# Stated goal:
Omit every picture and write out the rest of the records exactly.

# Source material:
┏━━

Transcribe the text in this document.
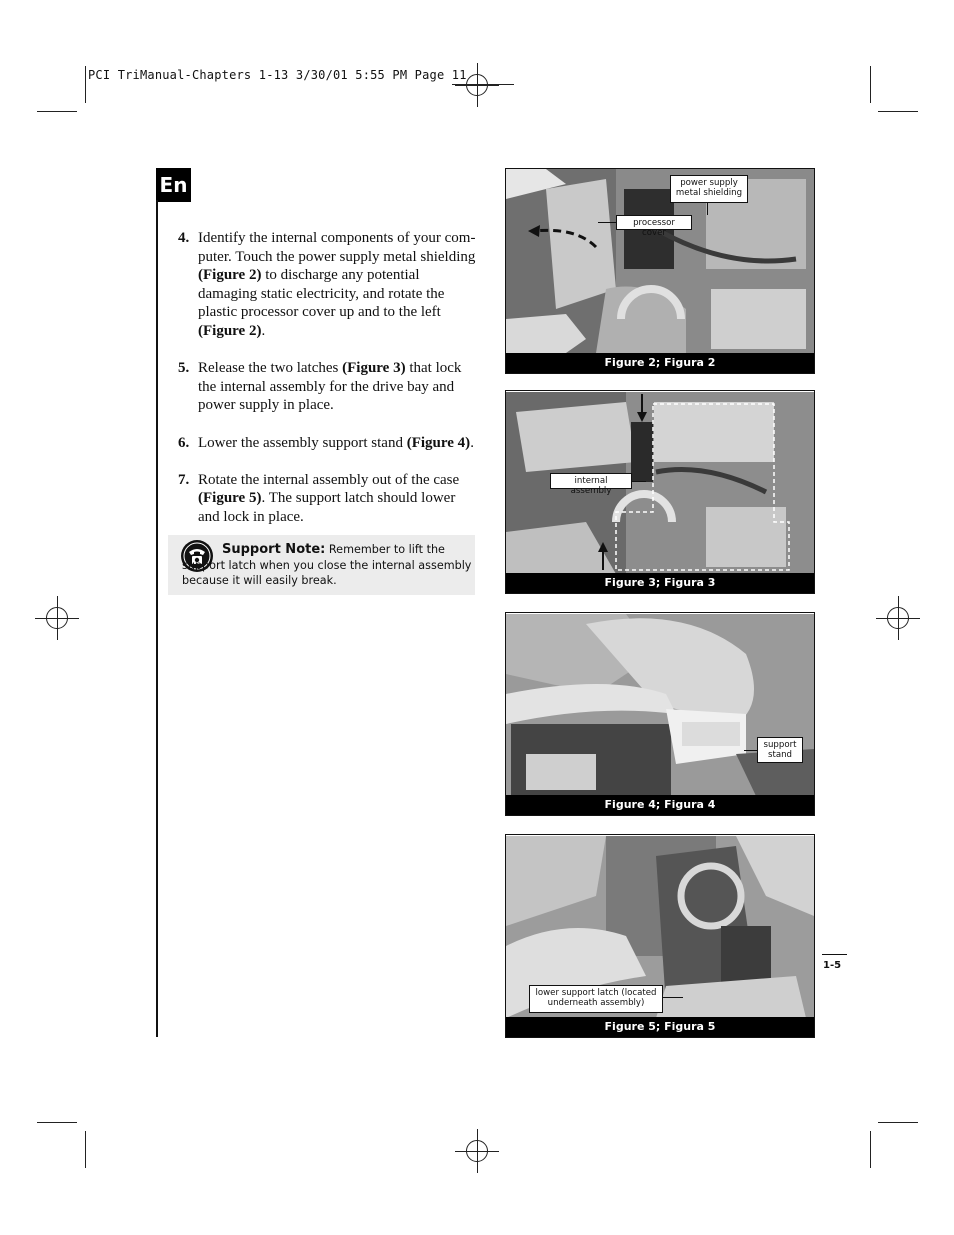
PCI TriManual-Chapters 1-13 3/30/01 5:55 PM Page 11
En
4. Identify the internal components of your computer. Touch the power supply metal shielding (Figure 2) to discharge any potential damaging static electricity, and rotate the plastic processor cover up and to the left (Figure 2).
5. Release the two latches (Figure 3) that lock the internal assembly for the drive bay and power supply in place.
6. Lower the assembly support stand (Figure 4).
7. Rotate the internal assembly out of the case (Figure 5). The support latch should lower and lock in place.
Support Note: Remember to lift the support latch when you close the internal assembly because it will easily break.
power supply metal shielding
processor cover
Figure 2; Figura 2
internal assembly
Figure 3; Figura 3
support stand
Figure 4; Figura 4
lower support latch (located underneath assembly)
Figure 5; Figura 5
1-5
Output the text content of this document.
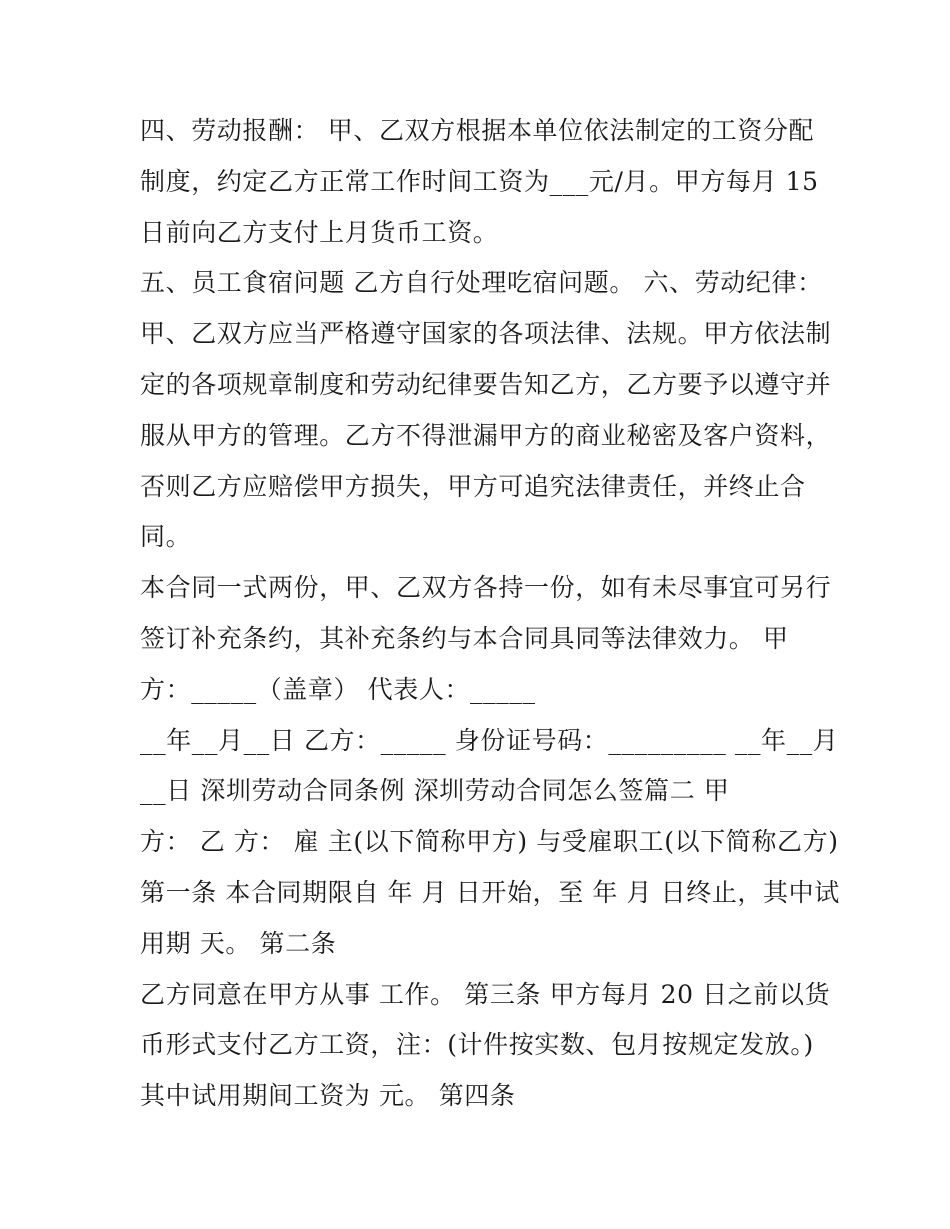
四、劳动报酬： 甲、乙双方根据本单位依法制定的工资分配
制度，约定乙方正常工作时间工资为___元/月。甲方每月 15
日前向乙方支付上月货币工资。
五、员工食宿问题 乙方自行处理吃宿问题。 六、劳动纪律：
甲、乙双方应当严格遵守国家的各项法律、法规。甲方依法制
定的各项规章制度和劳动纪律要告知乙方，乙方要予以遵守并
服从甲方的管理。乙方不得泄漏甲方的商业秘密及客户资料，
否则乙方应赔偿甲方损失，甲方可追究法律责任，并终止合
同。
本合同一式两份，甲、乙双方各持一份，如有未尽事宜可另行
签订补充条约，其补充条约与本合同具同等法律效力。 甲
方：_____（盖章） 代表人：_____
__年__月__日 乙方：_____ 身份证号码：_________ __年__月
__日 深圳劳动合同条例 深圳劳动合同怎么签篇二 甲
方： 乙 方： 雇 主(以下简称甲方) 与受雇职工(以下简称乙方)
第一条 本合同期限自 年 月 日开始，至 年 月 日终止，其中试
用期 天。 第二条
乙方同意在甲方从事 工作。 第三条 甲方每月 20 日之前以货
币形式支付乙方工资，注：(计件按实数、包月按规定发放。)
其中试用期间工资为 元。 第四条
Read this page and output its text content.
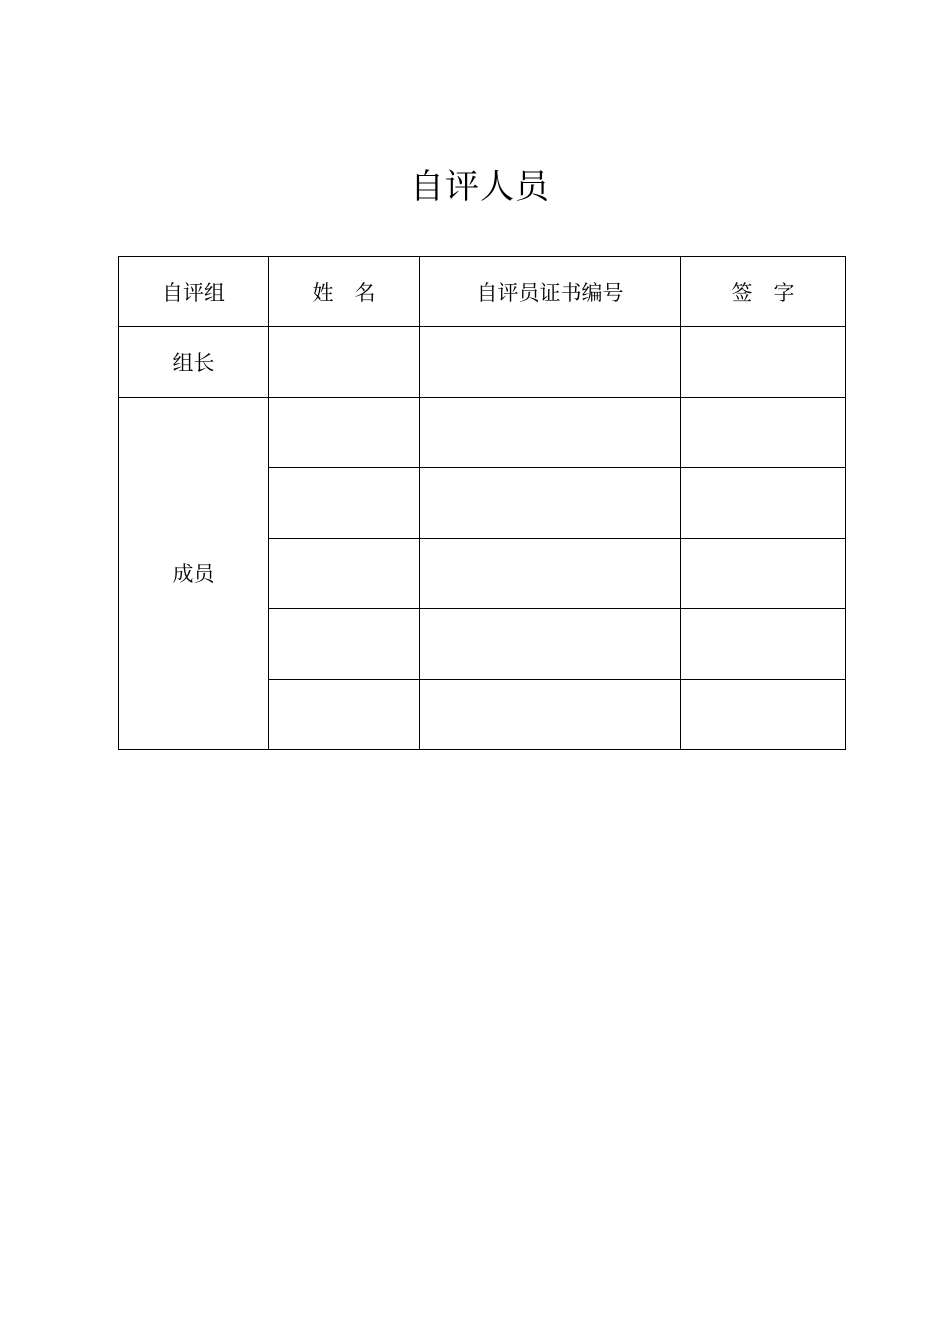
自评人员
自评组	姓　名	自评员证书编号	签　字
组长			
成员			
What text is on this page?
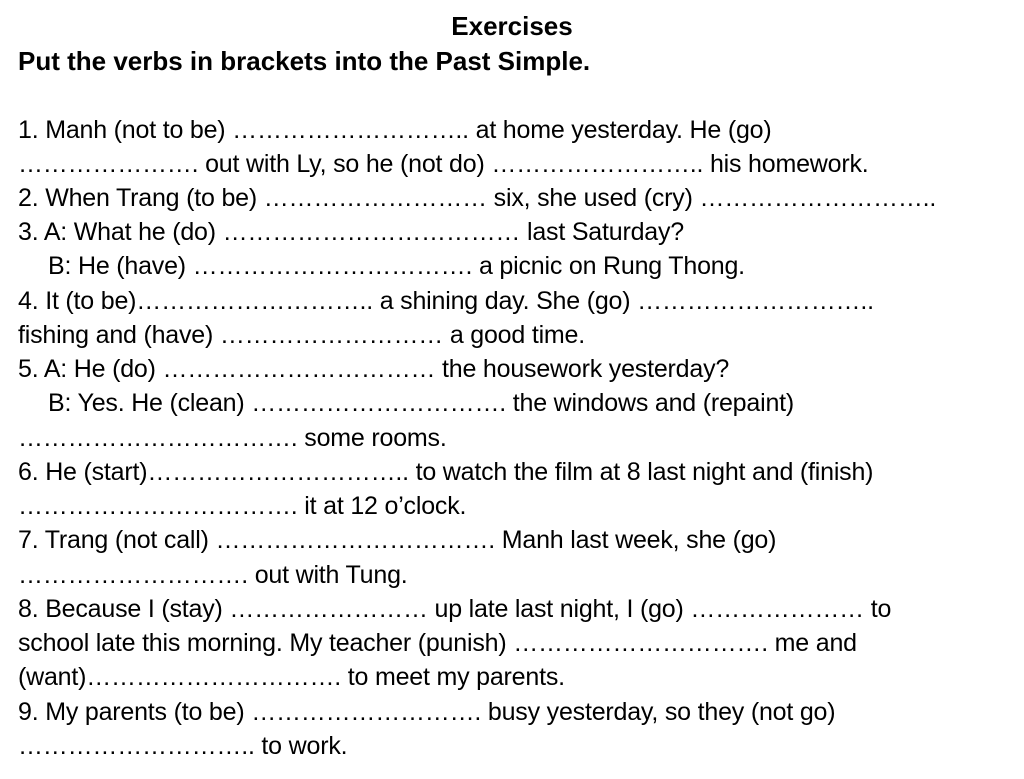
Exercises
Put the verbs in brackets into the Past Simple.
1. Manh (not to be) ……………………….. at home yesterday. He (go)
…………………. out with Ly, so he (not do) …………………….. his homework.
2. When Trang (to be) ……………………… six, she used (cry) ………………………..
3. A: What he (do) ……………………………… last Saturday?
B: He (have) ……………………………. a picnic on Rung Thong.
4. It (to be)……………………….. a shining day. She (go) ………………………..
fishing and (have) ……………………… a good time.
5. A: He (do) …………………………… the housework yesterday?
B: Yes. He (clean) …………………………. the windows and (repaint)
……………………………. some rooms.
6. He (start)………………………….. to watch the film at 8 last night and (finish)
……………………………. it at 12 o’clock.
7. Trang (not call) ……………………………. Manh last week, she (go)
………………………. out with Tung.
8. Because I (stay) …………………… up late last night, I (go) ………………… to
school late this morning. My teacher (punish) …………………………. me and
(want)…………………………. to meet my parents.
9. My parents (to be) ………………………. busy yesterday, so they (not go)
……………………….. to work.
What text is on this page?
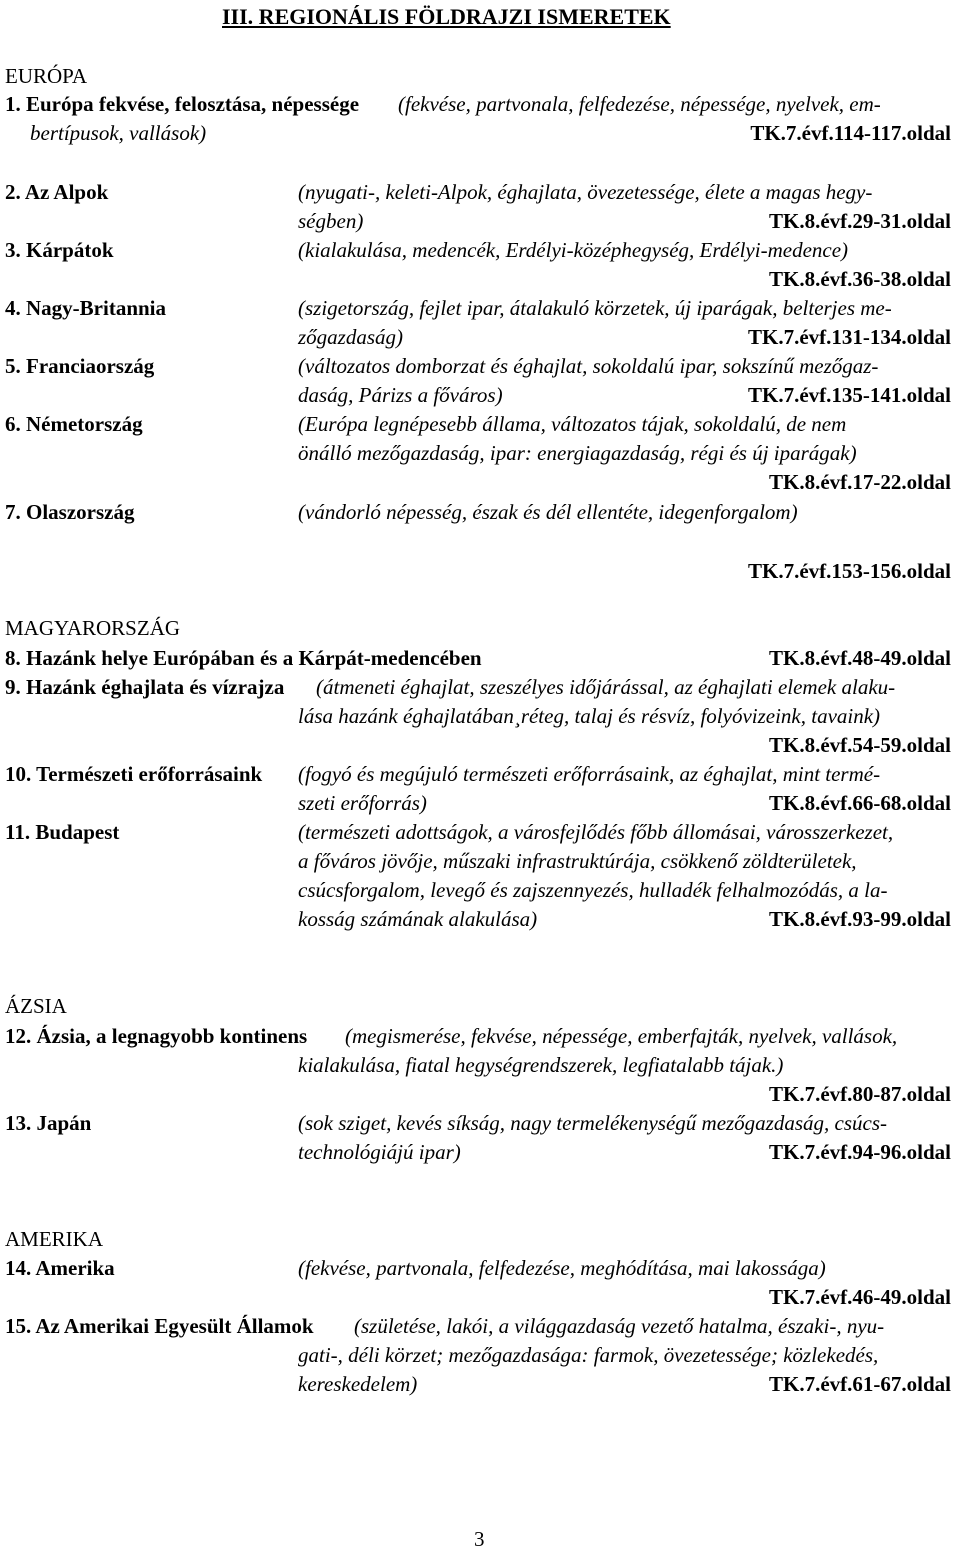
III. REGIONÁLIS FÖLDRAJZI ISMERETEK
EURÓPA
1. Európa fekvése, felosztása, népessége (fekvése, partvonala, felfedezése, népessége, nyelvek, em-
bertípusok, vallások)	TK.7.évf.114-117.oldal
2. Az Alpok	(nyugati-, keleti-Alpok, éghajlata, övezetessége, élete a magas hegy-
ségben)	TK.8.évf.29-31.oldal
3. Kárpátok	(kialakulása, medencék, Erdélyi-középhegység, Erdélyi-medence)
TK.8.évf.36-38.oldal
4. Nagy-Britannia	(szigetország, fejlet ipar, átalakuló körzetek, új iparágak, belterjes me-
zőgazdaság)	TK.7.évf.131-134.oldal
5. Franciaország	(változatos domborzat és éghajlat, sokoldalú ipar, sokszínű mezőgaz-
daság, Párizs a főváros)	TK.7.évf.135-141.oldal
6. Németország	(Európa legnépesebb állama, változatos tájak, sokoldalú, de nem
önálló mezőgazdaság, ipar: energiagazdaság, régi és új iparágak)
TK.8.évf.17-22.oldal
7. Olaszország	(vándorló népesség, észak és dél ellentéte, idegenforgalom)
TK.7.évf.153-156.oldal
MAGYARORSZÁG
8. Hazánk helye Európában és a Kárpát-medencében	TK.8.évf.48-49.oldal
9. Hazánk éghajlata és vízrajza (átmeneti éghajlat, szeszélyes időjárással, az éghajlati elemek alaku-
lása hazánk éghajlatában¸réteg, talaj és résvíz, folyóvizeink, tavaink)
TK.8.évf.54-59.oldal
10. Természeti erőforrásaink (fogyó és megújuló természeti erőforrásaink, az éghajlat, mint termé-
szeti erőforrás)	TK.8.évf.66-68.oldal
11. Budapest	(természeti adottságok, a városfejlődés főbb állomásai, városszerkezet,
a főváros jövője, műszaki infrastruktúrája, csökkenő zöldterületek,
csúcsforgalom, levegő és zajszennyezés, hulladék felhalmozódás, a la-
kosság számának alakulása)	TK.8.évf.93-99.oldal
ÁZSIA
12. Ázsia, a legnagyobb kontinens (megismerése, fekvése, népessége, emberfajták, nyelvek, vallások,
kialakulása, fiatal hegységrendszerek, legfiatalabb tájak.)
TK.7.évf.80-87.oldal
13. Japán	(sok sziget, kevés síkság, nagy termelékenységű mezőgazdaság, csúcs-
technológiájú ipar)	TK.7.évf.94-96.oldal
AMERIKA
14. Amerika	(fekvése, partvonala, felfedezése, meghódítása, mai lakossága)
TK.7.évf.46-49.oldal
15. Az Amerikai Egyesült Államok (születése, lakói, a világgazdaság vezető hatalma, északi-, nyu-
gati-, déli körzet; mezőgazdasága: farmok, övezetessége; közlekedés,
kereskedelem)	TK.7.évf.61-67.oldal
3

┗━━

# Output:
Transcribe the text in this document.
PCI TriManual-Chapters 1-13 3/30/01 5:55 PM Page 11
En
4. Identify the internal components of your computer. Touch the power supply metal shielding (Figure 2) to discharge any potential damaging static electricity, and rotate the plastic processor cover up and to the left (Figure 2).
5. Release the two latches (Figure 3) that lock the internal assembly for the drive bay and power supply in place.
6. Lower the assembly support stand (Figure 4).
7. Rotate the internal assembly out of the case (Figure 5). The support latch should lower and lock in place.
Support Note: Remember to lift the support latch when you close the internal assembly because it will easily break.
power supply metal shielding
processor cover
Figure 2; Figura 2
internal assembly
Figure 3; Figura 3
support stand
Figure 4; Figura 4
lower support latch (located underneath assembly)
Figure 5; Figura 5
1-5
Output the text content of this document.
四、劳动报酬： 甲、乙双方根据本单位依法制定的工资分配
制度，约定乙方正常工作时间工资为___元/月。甲方每月 15
日前向乙方支付上月货币工资。
五、员工食宿问题 乙方自行处理吃宿问题。 六、劳动纪律：
甲、乙双方应当严格遵守国家的各项法律、法规。甲方依法制
定的各项规章制度和劳动纪律要告知乙方，乙方要予以遵守并
服从甲方的管理。乙方不得泄漏甲方的商业秘密及客户资料，
否则乙方应赔偿甲方损失，甲方可追究法律责任，并终止合
同。
本合同一式两份，甲、乙双方各持一份，如有未尽事宜可另行
签订补充条约，其补充条约与本合同具同等法律效力。 甲
方：_____（盖章） 代表人：_____
__年__月__日 乙方：_____ 身份证号码：_________ __年__月
__日 深圳劳动合同条例 深圳劳动合同怎么签篇二 甲
方： 乙 方： 雇 主(以下简称甲方) 与受雇职工(以下简称乙方)
第一条 本合同期限自 年 月 日开始，至 年 月 日终止，其中试
用期 天。 第二条
乙方同意在甲方从事 工作。 第三条 甲方每月 20 日之前以货
币形式支付乙方工资，注：(计件按实数、包月按规定发放。)
其中试用期间工资为 元。 第四条
Read this page and output its text content.
自评人员
自评组	姓　名	自评员证书编号	签　字
组长			
成员			
What text is on this page?
Exercises
Put the verbs in brackets into the Past Simple.
1. Manh (not to be) ……………………….. at home yesterday. He (go)
…………………. out with Ly, so he (not do) …………………….. his homework.
2. When Trang (to be) ……………………… six, she used (cry) ………………………..
3. A: What he (do) ……………………………… last Saturday?
B: He (have) ……………………………. a picnic on Rung Thong.
4. It (to be)……………………….. a shining day. She (go) ………………………..
fishing and (have) ……………………… a good time.
5. A: He (do) …………………………… the housework yesterday?
B: Yes. He (clean) …………………………. the windows and (repaint)
……………………………. some rooms.
6. He (start)………………………….. to watch the film at 8 last night and (finish)
……………………………. it at 12 o’clock.
7. Trang (not call) ……………………………. Manh last week, she (go)
………………………. out with Tung.
8. Because I (stay) …………………… up late last night, I (go) ………………… to
school late this morning. My teacher (punish) …………………………. me and
(want)…………………………. to meet my parents.
9. My parents (to be) ………………………. busy yesterday, so they (not go)
……………………….. to work.
What text is on this page?
III. REGIONÁLIS FÖLDRAJZI ISMERETEK
EURÓPA
1. Európa fekvése, felosztása, népessége (fekvése, partvonala, felfedezése, népessége, nyelvek, em-
bertípusok, vallások)	TK.7.évf.114-117.oldal
2. Az Alpok	(nyugati-, keleti-Alpok, éghajlata, övezetessége, élete a magas hegy-
ségben)	TK.8.évf.29-31.oldal
3. Kárpátok	(kialakulása, medencék, Erdélyi-középhegység, Erdélyi-medence)
TK.8.évf.36-38.oldal
4. Nagy-Britannia	(szigetország, fejlet ipar, átalakuló körzetek, új iparágak, belterjes me-
zőgazdaság)	TK.7.évf.131-134.oldal
5. Franciaország	(változatos domborzat és éghajlat, sokoldalú ipar, sokszínű mezőgaz-
daság, Párizs a főváros)	TK.7.évf.135-141.oldal
6. Németország	(Európa legnépesebb állama, változatos tájak, sokoldalú, de nem
önálló mezőgazdaság, ipar: energiagazdaság, régi és új iparágak)
TK.8.évf.17-22.oldal
7. Olaszország	(vándorló népesség, észak és dél ellentéte, idegenforgalom)
TK.7.évf.153-156.oldal
MAGYARORSZÁG
8. Hazánk helye Európában és a Kárpát-medencében	TK.8.évf.48-49.oldal
9. Hazánk éghajlata és vízrajza (átmeneti éghajlat, szeszélyes időjárással, az éghajlati elemek alaku-
lása hazánk éghajlatában¸réteg, talaj és résvíz, folyóvizeink, tavaink)
TK.8.évf.54-59.oldal
10. Természeti erőforrásaink (fogyó és megújuló természeti erőforrásaink, az éghajlat, mint termé-
szeti erőforrás)	TK.8.évf.66-68.oldal
11. Budapest	(természeti adottságok, a városfejlődés főbb állomásai, városszerkezet,
a főváros jövője, műszaki infrastruktúrája, csökkenő zöldterületek,
csúcsforgalom, levegő és zajszennyezés, hulladék felhalmozódás, a la-
kosság számának alakulása)	TK.8.évf.93-99.oldal
ÁZSIA
12. Ázsia, a legnagyobb kontinens (megismerése, fekvése, népessége, emberfajták, nyelvek, vallások,
kialakulása, fiatal hegységrendszerek, legfiatalabb tájak.)
TK.7.évf.80-87.oldal
13. Japán	(sok sziget, kevés síkság, nagy termelékenységű mezőgazdaság, csúcs-
technológiájú ipar)	TK.7.évf.94-96.oldal
AMERIKA
14. Amerika	(fekvése, partvonala, felfedezése, meghódítása, mai lakossága)
TK.7.évf.46-49.oldal
15. Az Amerikai Egyesült Államok (születése, lakói, a világgazdaság vezető hatalma, északi-, nyu-
gati-, déli körzet; mezőgazdasága: farmok, övezetessége; közlekedés,
kereskedelem)	TK.7.évf.61-67.oldal
3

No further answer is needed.